### EXERCISE REQUIREMENTS
Gather up every line from the entries below that uses the word "Workout".

========================

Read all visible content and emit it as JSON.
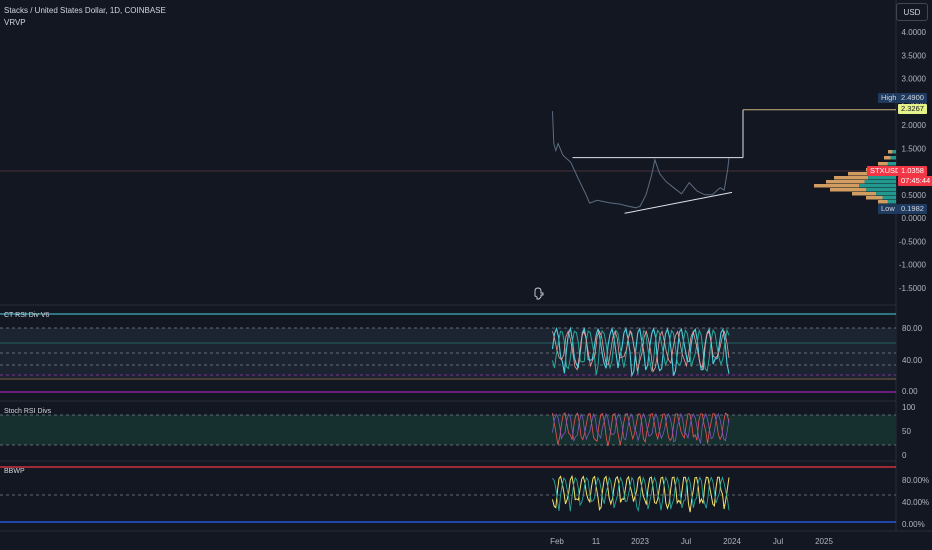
{
  "header": {
    "title": "Stacks / United States Dollar, 1D, COINBASE",
    "indicator": "VRVP",
    "currency_button": "USD"
  },
  "panes": {
    "rsi": {
      "title": "CT RSI Div V6",
      "ticks": [
        "80.00",
        "40.00",
        "0.00"
      ]
    },
    "stoch": {
      "title": "Stoch RSI Divs",
      "ticks": [
        "100",
        "50",
        "0"
      ]
    },
    "bbwp": {
      "title": "BBWP",
      "ticks": [
        "80.00%",
        "40.00%",
        "0.00%"
      ]
    }
  },
  "price_axis": {
    "ticks": [
      "4.0000",
      "3.5000",
      "3.0000",
      "2.5000",
      "2.0000",
      "1.5000",
      "0.5000",
      "0.0000",
      "-0.5000",
      "-1.0000",
      "-1.5000"
    ]
  },
  "tags": {
    "high_label": "High",
    "high_value": "2.4900",
    "target_value": "2.3267",
    "symbol_label": "STXUSD",
    "current_price": "1.0358",
    "countdown": "07:45:44",
    "low_label": "Low",
    "low_value": "0.1982"
  },
  "time_axis": [
    "Feb",
    "11",
    "2023",
    "Jul",
    "2024",
    "Jul",
    "2025"
  ],
  "colors": {
    "background": "#131722",
    "price_line": "#5a6c80",
    "annotation": "#e0e3eb",
    "target_line": "#c9b27a",
    "current_price": "#f23645",
    "target_tag": "#e5f28a",
    "volume_profile_up": "#26a69a",
    "volume_profile_down": "#f5b56b"
  },
  "chart_data": {
    "type": "line",
    "title": "Stacks / United States Dollar, 1D, COINBASE",
    "xlabel": "",
    "ylabel": "",
    "ylim": [
      -1.75,
      4.25
    ],
    "grid": false,
    "x": [
      "2022-01-19",
      "2022-01-24",
      "2022-02-01",
      "2022-02-10",
      "2022-03-01",
      "2022-04-01",
      "2022-05-01",
      "2022-06-01",
      "2022-06-15",
      "2022-07-15",
      "2022-09-01",
      "2022-10-15",
      "2022-11-01",
      "2022-12-15",
      "2023-01-01",
      "2023-01-25",
      "2023-02-15",
      "2023-03-01",
      "2023-03-20",
      "2023-04-15",
      "2023-05-15",
      "2023-06-15",
      "2023-07-15",
      "2023-08-15",
      "2023-09-15",
      "2023-10-15",
      "2023-11-15",
      "2023-12-01",
      "2023-12-15",
      "2023-12-20"
    ],
    "series": [
      {
        "values": [
          2.3,
          1.6,
          1.45,
          1.6,
          1.35,
          1.2,
          0.85,
          0.5,
          0.32,
          0.38,
          0.33,
          0.3,
          0.27,
          0.22,
          0.25,
          0.5,
          0.9,
          1.25,
          0.95,
          0.78,
          0.65,
          0.52,
          0.76,
          0.58,
          0.5,
          0.5,
          0.65,
          0.6,
          1.05,
          1.3
        ]
      }
    ],
    "annotations": {
      "horizontal_level": 1.3,
      "target_level": 2.33,
      "support_line": {
        "from": [
          "2022-11-01",
          0.1
        ],
        "to": [
          "2024-01-01",
          0.55
        ]
      }
    },
    "rsi_levels": [
      80,
      40,
      0
    ],
    "stoch_levels": [
      100,
      50,
      0
    ],
    "bbwp_levels": [
      80,
      40,
      0
    ]
  }
}
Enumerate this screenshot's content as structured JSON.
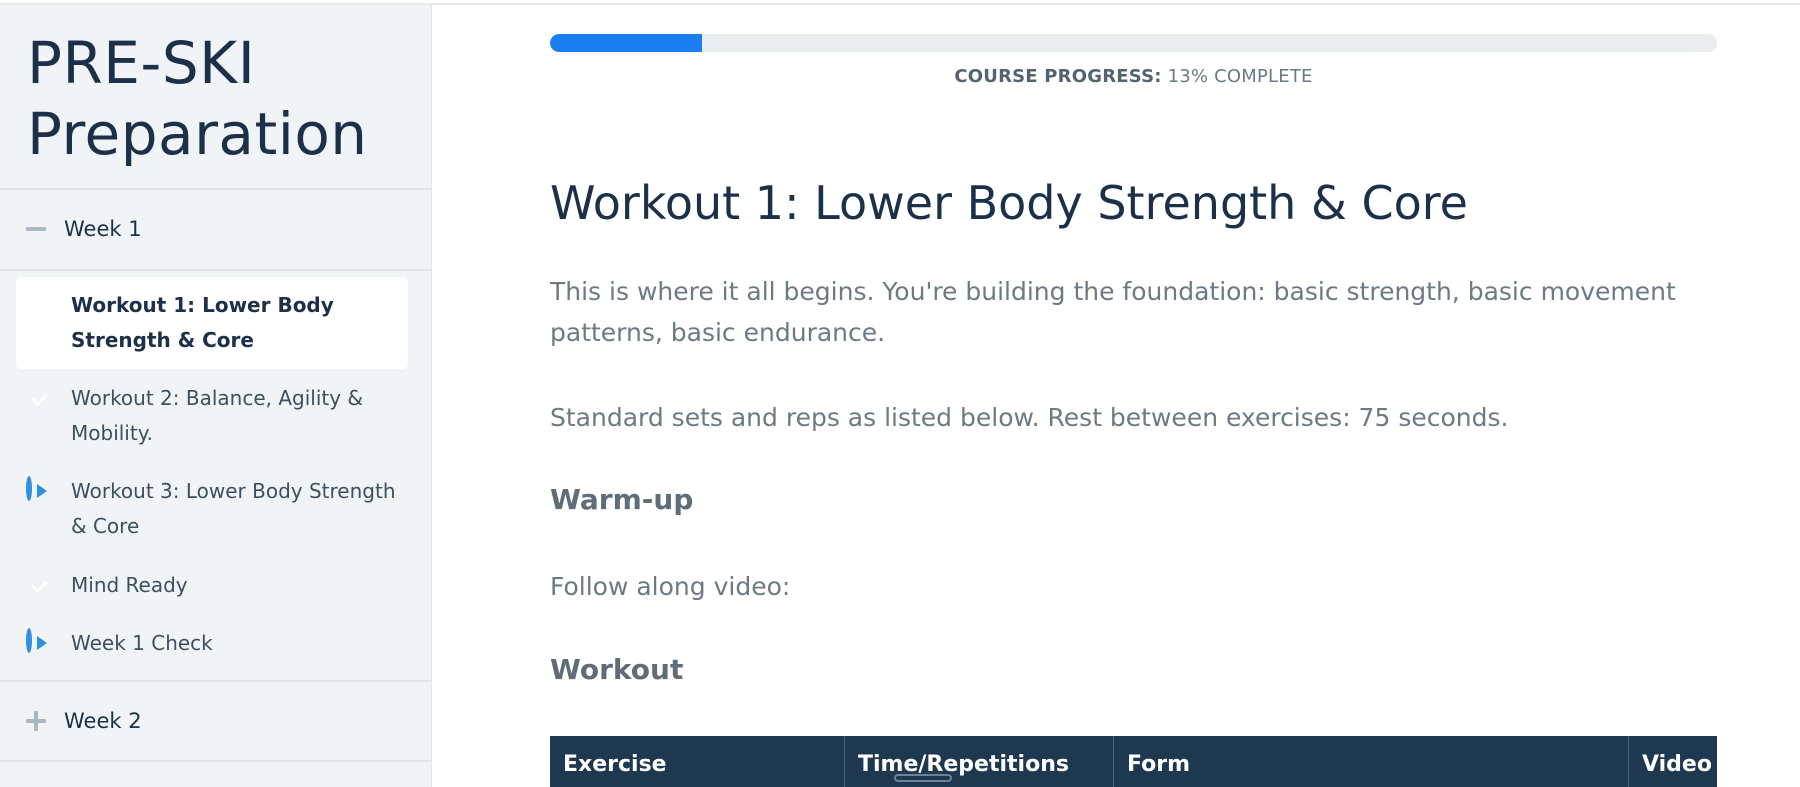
{
  "sidebar": {
    "course_title_line1": "PRE-SKI",
    "course_title_line2": "Preparation",
    "weeks": [
      {
        "label": "Week 1",
        "state": "expanded"
      },
      {
        "label": "Week 2",
        "state": "collapsed"
      }
    ],
    "lessons": [
      {
        "label": "Workout 1: Lower Body Strength & Core",
        "status": "check-icon",
        "active": true
      },
      {
        "label": "Workout 2: Balance, Agility & Mobility.",
        "status": "check-icon",
        "active": false
      },
      {
        "label": "Workout 3: Lower Body Strength & Core",
        "status": "play-icon",
        "active": false
      },
      {
        "label": "Mind Ready",
        "status": "check-icon",
        "active": false
      },
      {
        "label": "Week 1 Check",
        "status": "play-icon",
        "active": false
      }
    ]
  },
  "progress": {
    "label": "COURSE PROGRESS:",
    "value_text": "13% COMPLETE",
    "percent": 13,
    "fill_color": "#1a7ef0"
  },
  "content": {
    "title": "Workout 1: Lower Body Strength & Core",
    "intro": "This is where it all begins. You're building the foundation: basic strength, basic movement patterns, basic endurance.",
    "rest_text": "Standard sets and reps as listed below. Rest between exercises: 75 seconds.",
    "warmup_heading": "Warm-up",
    "follow_text": "Follow along video:",
    "workout_heading": "Workout",
    "table_headers": [
      "Exercise",
      "Time/Repetitions",
      "Form",
      "Video"
    ]
  },
  "colors": {
    "check": "#2dba4e",
    "play": "#2f8fe0",
    "table_header_bg": "#1e3850"
  }
}
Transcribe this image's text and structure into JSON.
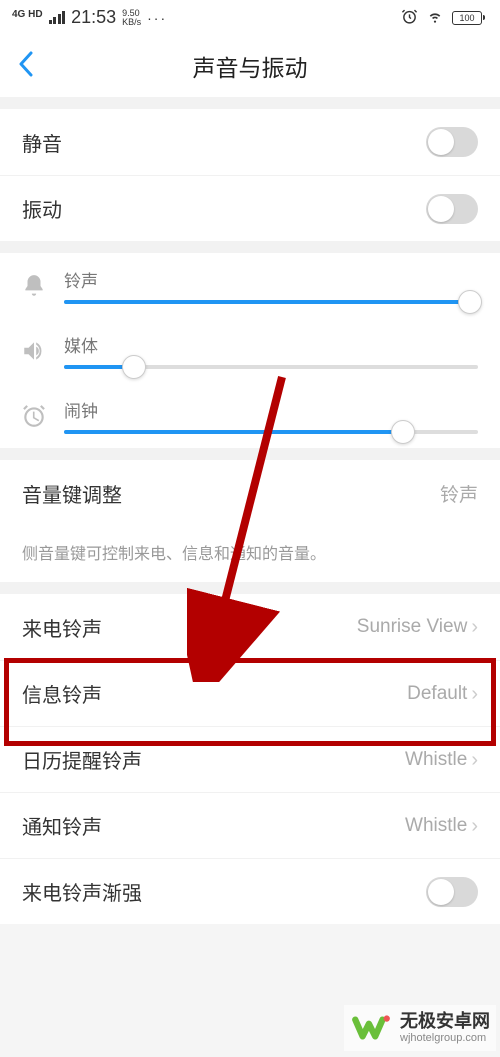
{
  "statusbar": {
    "net_label": "4G HD",
    "time": "21:53",
    "speed_value": "9.50",
    "speed_unit": "KB/s",
    "dots": "···",
    "battery": "100"
  },
  "header": {
    "title": "声音与振动"
  },
  "toggles": {
    "mute_label": "静音",
    "vibrate_label": "振动"
  },
  "sliders": {
    "ringtone": {
      "label": "铃声",
      "percent": 98
    },
    "media": {
      "label": "媒体",
      "percent": 17
    },
    "alarm": {
      "label": "闹钟",
      "percent": 82
    }
  },
  "volume_key": {
    "label": "音量键调整",
    "value": "铃声",
    "desc": "侧音量键可控制来电、信息和通知的音量。"
  },
  "ringtones": {
    "incoming": {
      "label": "来电铃声",
      "value": "Sunrise View"
    },
    "message": {
      "label": "信息铃声",
      "value": "Default"
    },
    "calendar": {
      "label": "日历提醒铃声",
      "value": "Whistle"
    },
    "notification": {
      "label": "通知铃声",
      "value": "Whistle"
    },
    "crescendo": {
      "label": "来电铃声渐强"
    }
  },
  "watermark": {
    "cn": "无极安卓网",
    "en": "wjhotelgroup.com"
  }
}
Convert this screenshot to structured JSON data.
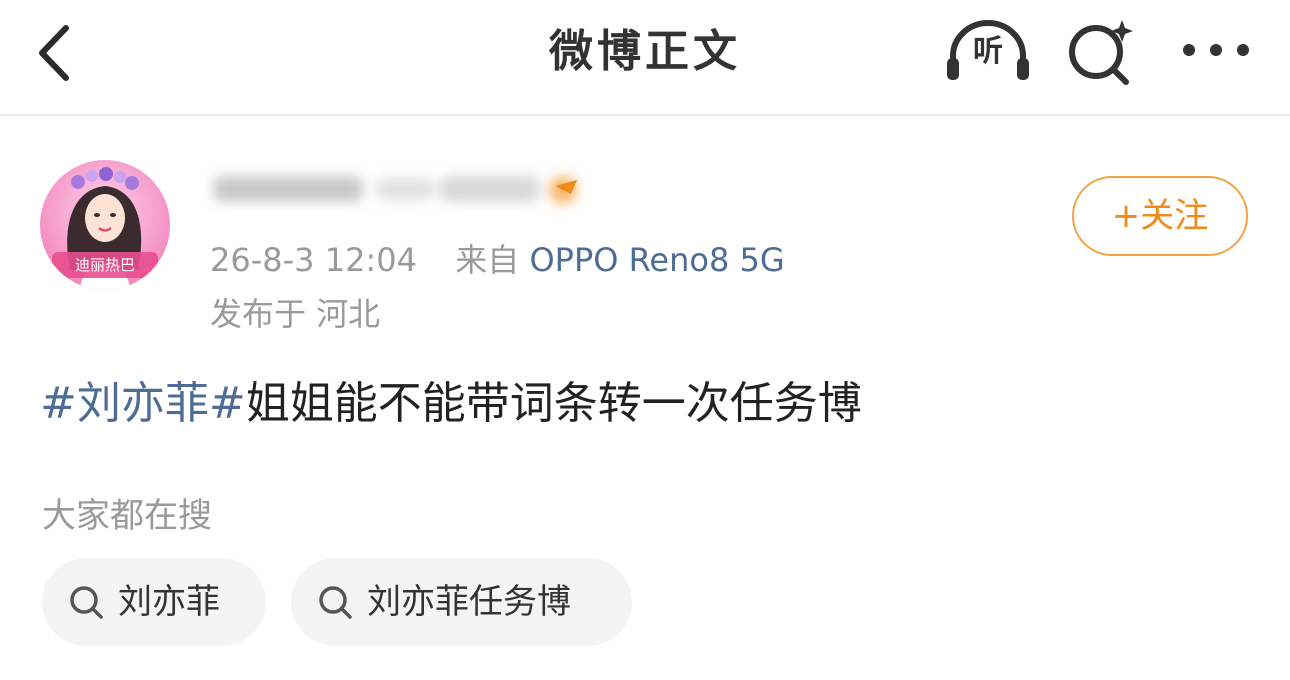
{
  "header": {
    "title": "微博正文",
    "listen_label": "听"
  },
  "post": {
    "author": {
      "name": ""
    },
    "timestamp": "26-8-3 12:04",
    "source_prefix": "来自",
    "source": "OPPO Reno8 5G",
    "location": "发布于 河北",
    "follow_label": "+关注",
    "hashtag": "#刘亦菲#",
    "text": "姐姐能不能带词条转一次任务博"
  },
  "searches": {
    "title": "大家都在搜",
    "items": [
      {
        "label": "刘亦菲"
      },
      {
        "label": "刘亦菲任务博"
      }
    ]
  },
  "colors": {
    "link": "#4f6c95",
    "accent": "#f08b1a",
    "muted": "#9a9a9a"
  }
}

========================

### REPLY TO THE TASK
        "label": "Workout 1: Lower Body Strength & Core",
        "label": "Workout 2: Balance, Agility & Mobility.",
        "label": "Workout 3: Lower Body Strength & Core",
    "title": "Workout 1: Lower Body Strength & Core",
    "workout_heading": "Workout",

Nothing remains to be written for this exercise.